→ Set task
Every entry must be given again exactly.

====

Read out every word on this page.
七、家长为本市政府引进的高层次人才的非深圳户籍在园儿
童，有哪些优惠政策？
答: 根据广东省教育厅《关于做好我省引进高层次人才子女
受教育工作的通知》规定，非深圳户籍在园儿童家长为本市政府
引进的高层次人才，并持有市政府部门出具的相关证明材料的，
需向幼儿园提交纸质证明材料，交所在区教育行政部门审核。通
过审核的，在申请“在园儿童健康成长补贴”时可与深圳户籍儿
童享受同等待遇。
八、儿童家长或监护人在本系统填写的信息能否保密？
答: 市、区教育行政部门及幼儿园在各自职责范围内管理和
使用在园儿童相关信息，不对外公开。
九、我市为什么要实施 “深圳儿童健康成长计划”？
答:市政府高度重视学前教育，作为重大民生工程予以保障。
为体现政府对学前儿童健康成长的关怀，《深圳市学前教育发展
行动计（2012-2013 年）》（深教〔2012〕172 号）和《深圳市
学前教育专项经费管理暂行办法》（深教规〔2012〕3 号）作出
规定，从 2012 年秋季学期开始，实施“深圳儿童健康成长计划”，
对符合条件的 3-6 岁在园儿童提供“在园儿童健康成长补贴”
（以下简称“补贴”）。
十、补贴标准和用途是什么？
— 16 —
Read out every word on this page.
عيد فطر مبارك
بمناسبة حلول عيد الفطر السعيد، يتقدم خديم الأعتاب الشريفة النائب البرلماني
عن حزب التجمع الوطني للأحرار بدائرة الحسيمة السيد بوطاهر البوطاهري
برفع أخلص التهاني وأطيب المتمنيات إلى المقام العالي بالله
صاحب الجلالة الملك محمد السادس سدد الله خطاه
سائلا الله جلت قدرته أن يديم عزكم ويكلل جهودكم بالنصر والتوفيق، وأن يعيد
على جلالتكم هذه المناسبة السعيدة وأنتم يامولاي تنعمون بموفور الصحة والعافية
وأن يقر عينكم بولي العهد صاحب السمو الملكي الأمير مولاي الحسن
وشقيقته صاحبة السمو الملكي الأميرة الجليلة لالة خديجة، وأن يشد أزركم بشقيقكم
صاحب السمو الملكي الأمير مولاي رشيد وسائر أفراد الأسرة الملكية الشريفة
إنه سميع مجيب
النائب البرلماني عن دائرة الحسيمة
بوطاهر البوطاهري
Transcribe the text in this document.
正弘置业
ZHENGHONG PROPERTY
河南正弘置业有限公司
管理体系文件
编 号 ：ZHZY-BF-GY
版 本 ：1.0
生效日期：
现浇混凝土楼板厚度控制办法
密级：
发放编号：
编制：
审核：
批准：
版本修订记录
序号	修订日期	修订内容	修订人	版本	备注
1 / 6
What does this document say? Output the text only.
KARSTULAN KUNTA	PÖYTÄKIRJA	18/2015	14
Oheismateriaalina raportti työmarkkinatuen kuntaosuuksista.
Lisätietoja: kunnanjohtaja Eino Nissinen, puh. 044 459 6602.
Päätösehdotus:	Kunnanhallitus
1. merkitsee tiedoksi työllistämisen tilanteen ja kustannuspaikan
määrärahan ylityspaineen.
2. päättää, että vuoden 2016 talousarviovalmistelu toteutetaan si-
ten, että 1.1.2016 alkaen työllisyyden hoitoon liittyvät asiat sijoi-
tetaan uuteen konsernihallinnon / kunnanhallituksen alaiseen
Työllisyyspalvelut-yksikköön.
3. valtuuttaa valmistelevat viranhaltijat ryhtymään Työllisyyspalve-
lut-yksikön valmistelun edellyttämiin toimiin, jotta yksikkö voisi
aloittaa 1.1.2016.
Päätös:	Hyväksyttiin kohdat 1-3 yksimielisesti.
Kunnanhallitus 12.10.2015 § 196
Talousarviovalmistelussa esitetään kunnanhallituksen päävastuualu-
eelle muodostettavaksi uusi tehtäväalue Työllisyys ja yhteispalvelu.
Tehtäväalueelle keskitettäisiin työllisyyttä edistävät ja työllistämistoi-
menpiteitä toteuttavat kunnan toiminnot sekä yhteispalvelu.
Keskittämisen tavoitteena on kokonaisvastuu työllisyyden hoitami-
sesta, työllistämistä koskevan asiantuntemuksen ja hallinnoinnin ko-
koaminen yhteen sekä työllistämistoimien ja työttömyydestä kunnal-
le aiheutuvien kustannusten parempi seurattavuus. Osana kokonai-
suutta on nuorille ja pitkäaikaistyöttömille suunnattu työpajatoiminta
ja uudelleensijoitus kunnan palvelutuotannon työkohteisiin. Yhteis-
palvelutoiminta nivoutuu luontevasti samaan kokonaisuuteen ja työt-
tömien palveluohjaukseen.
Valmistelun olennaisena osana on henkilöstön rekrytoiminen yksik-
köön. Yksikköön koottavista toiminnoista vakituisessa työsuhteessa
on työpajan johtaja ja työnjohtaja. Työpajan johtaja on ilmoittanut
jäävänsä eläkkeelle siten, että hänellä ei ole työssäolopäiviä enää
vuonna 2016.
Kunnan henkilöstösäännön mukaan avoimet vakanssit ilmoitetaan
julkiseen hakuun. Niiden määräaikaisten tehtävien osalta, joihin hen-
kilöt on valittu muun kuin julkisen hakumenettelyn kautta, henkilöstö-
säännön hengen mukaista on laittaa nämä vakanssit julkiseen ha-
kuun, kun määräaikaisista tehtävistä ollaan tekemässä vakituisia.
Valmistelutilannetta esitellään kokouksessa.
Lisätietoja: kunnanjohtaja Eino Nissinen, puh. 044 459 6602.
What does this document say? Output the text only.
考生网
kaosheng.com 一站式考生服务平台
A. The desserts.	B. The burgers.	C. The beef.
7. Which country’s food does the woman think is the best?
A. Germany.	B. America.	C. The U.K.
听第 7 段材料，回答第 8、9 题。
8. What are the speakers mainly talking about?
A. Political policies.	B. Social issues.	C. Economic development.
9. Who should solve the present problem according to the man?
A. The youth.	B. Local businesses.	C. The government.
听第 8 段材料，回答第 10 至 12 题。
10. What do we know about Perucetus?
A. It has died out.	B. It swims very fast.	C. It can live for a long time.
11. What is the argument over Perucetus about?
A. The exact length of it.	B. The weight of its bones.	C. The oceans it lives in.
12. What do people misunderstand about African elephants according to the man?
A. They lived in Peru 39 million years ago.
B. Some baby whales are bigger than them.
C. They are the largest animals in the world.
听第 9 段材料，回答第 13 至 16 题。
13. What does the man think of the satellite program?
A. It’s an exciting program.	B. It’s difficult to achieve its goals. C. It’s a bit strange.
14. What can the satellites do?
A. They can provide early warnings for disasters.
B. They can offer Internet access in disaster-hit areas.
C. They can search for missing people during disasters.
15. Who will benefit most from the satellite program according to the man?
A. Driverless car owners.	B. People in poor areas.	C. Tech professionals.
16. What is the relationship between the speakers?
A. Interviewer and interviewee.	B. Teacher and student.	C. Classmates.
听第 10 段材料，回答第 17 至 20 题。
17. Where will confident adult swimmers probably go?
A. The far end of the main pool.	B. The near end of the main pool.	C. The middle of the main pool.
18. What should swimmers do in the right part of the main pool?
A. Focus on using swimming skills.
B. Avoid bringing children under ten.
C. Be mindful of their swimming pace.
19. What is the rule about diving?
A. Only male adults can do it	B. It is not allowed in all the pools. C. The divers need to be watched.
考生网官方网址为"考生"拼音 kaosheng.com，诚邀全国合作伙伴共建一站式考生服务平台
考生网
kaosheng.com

====

→ Answer to this exercise
Read out every word on this page.
七、家长为本市政府引进的高层次人才的非深圳户籍在园儿
童，有哪些优惠政策？
答: 根据广东省教育厅《关于做好我省引进高层次人才子女
受教育工作的通知》规定，非深圳户籍在园儿童家长为本市政府
引进的高层次人才，并持有市政府部门出具的相关证明材料的，
需向幼儿园提交纸质证明材料，交所在区教育行政部门审核。通
过审核的，在申请“在园儿童健康成长补贴”时可与深圳户籍儿
童享受同等待遇。
八、儿童家长或监护人在本系统填写的信息能否保密？
答: 市、区教育行政部门及幼儿园在各自职责范围内管理和
使用在园儿童相关信息，不对外公开。
九、我市为什么要实施 “深圳儿童健康成长计划”？
答:市政府高度重视学前教育，作为重大民生工程予以保障。
为体现政府对学前儿童健康成长的关怀，《深圳市学前教育发展
行动计（2012-2013 年）》（深教〔2012〕172 号）和《深圳市
学前教育专项经费管理暂行办法》（深教规〔2012〕3 号）作出
规定，从 2012 年秋季学期开始，实施“深圳儿童健康成长计划”，
对符合条件的 3-6 岁在园儿童提供“在园儿童健康成长补贴”
（以下简称“补贴”）。
十、补贴标准和用途是什么？
— 16 —
Read out every word on this page.
عيد فطر مبارك
بمناسبة حلول عيد الفطر السعيد، يتقدم خديم الأعتاب الشريفة النائب البرلماني
عن حزب التجمع الوطني للأحرار بدائرة الحسيمة السيد بوطاهر البوطاهري
برفع أخلص التهاني وأطيب المتمنيات إلى المقام العالي بالله
صاحب الجلالة الملك محمد السادس سدد الله خطاه
سائلا الله جلت قدرته أن يديم عزكم ويكلل جهودكم بالنصر والتوفيق، وأن يعيد
على جلالتكم هذه المناسبة السعيدة وأنتم يامولاي تنعمون بموفور الصحة والعافية
وأن يقر عينكم بولي العهد صاحب السمو الملكي الأمير مولاي الحسن
وشقيقته صاحبة السمو الملكي الأميرة الجليلة لالة خديجة، وأن يشد أزركم بشقيقكم
صاحب السمو الملكي الأمير مولاي رشيد وسائر أفراد الأسرة الملكية الشريفة
إنه سميع مجيب
النائب البرلماني عن دائرة الحسيمة
بوطاهر البوطاهري
Transcribe the text in this document.
正弘置业
ZHENGHONG PROPERTY
河南正弘置业有限公司
管理体系文件
编 号 ：ZHZY-BF-GY
版 本 ：1.0
生效日期：
现浇混凝土楼板厚度控制办法
密级：
发放编号：
编制：
审核：
批准：
版本修订记录
序号	修订日期	修订内容	修订人	版本	备注
1 / 6
What does this document say? Output the text only.
KARSTULAN KUNTA	PÖYTÄKIRJA	18/2015	14
Oheismateriaalina raportti työmarkkinatuen kuntaosuuksista.
Lisätietoja: kunnanjohtaja Eino Nissinen, puh. 044 459 6602.
Päätösehdotus:	Kunnanhallitus
1. merkitsee tiedoksi työllistämisen tilanteen ja kustannuspaikan
määrärahan ylityspaineen.
2. päättää, että vuoden 2016 talousarviovalmistelu toteutetaan si-
ten, että 1.1.2016 alkaen työllisyyden hoitoon liittyvät asiat sijoi-
tetaan uuteen konsernihallinnon / kunnanhallituksen alaiseen
Työllisyyspalvelut-yksikköön.
3. valtuuttaa valmistelevat viranhaltijat ryhtymään Työllisyyspalve-
lut-yksikön valmistelun edellyttämiin toimiin, jotta yksikkö voisi
aloittaa 1.1.2016.
Päätös:	Hyväksyttiin kohdat 1-3 yksimielisesti.
Kunnanhallitus 12.10.2015 § 196
Talousarviovalmistelussa esitetään kunnanhallituksen päävastuualu-
eelle muodostettavaksi uusi tehtäväalue Työllisyys ja yhteispalvelu.
Tehtäväalueelle keskitettäisiin työllisyyttä edistävät ja työllistämistoi-
menpiteitä toteuttavat kunnan toiminnot sekä yhteispalvelu.
Keskittämisen tavoitteena on kokonaisvastuu työllisyyden hoitami-
sesta, työllistämistä koskevan asiantuntemuksen ja hallinnoinnin ko-
koaminen yhteen sekä työllistämistoimien ja työttömyydestä kunnal-
le aiheutuvien kustannusten parempi seurattavuus. Osana kokonai-
suutta on nuorille ja pitkäaikaistyöttömille suunnattu työpajatoiminta
ja uudelleensijoitus kunnan palvelutuotannon työkohteisiin. Yhteis-
palvelutoiminta nivoutuu luontevasti samaan kokonaisuuteen ja työt-
tömien palveluohjaukseen.
Valmistelun olennaisena osana on henkilöstön rekrytoiminen yksik-
köön. Yksikköön koottavista toiminnoista vakituisessa työsuhteessa
on työpajan johtaja ja työnjohtaja. Työpajan johtaja on ilmoittanut
jäävänsä eläkkeelle siten, että hänellä ei ole työssäolopäiviä enää
vuonna 2016.
Kunnan henkilöstösäännön mukaan avoimet vakanssit ilmoitetaan
julkiseen hakuun. Niiden määräaikaisten tehtävien osalta, joihin hen-
kilöt on valittu muun kuin julkisen hakumenettelyn kautta, henkilöstö-
säännön hengen mukaista on laittaa nämä vakanssit julkiseen ha-
kuun, kun määräaikaisista tehtävistä ollaan tekemässä vakituisia.
Valmistelutilannetta esitellään kokouksessa.
Lisätietoja: kunnanjohtaja Eino Nissinen, puh. 044 459 6602.
What does this document say? Output the text only.
考生网
kaosheng.com 一站式考生服务平台
A. The desserts.	B. The burgers.	C. The beef.
7. Which country’s food does the woman think is the best?
A. Germany.	B. America.	C. The U.K.
听第 7 段材料，回答第 8、9 题。
8. What are the speakers mainly talking about?
A. Political policies.	B. Social issues.	C. Economic development.
9. Who should solve the present problem according to the man?
A. The youth.	B. Local businesses.	C. The government.
听第 8 段材料，回答第 10 至 12 题。
10. What do we know about Perucetus?
A. It has died out.	B. It swims very fast.	C. It can live for a long time.
11. What is the argument over Perucetus about?
A. The exact length of it.	B. The weight of its bones.	C. The oceans it lives in.
12. What do people misunderstand about African elephants according to the man?
A. They lived in Peru 39 million years ago.
B. Some baby whales are bigger than them.
C. They are the largest animals in the world.
听第 9 段材料，回答第 13 至 16 题。
13. What does the man think of the satellite program?
A. It’s an exciting program.	B. It’s difficult to achieve its goals. C. It’s a bit strange.
14. What can the satellites do?
A. They can provide early warnings for disasters.
B. They can offer Internet access in disaster-hit areas.
C. They can search for missing people during disasters.
15. Who will benefit most from the satellite program according to the man?
A. Driverless car owners.	B. People in poor areas.	C. Tech professionals.
16. What is the relationship between the speakers?
A. Interviewer and interviewee.	B. Teacher and student.	C. Classmates.
听第 10 段材料，回答第 17 至 20 题。
17. Where will confident adult swimmers probably go?
A. The far end of the main pool.	B. The near end of the main pool.	C. The middle of the main pool.
18. What should swimmers do in the right part of the main pool?
A. Focus on using swimming skills.
B. Avoid bringing children under ten.
C. Be mindful of their swimming pace.
19. What is the rule about diving?
A. Only male adults can do it	B. It is not allowed in all the pools. C. The divers need to be watched.
考生网官方网址为"考生"拼音 kaosheng.com，诚邀全国合作伙伴共建一站式考生服务平台
考生网
kaosheng.com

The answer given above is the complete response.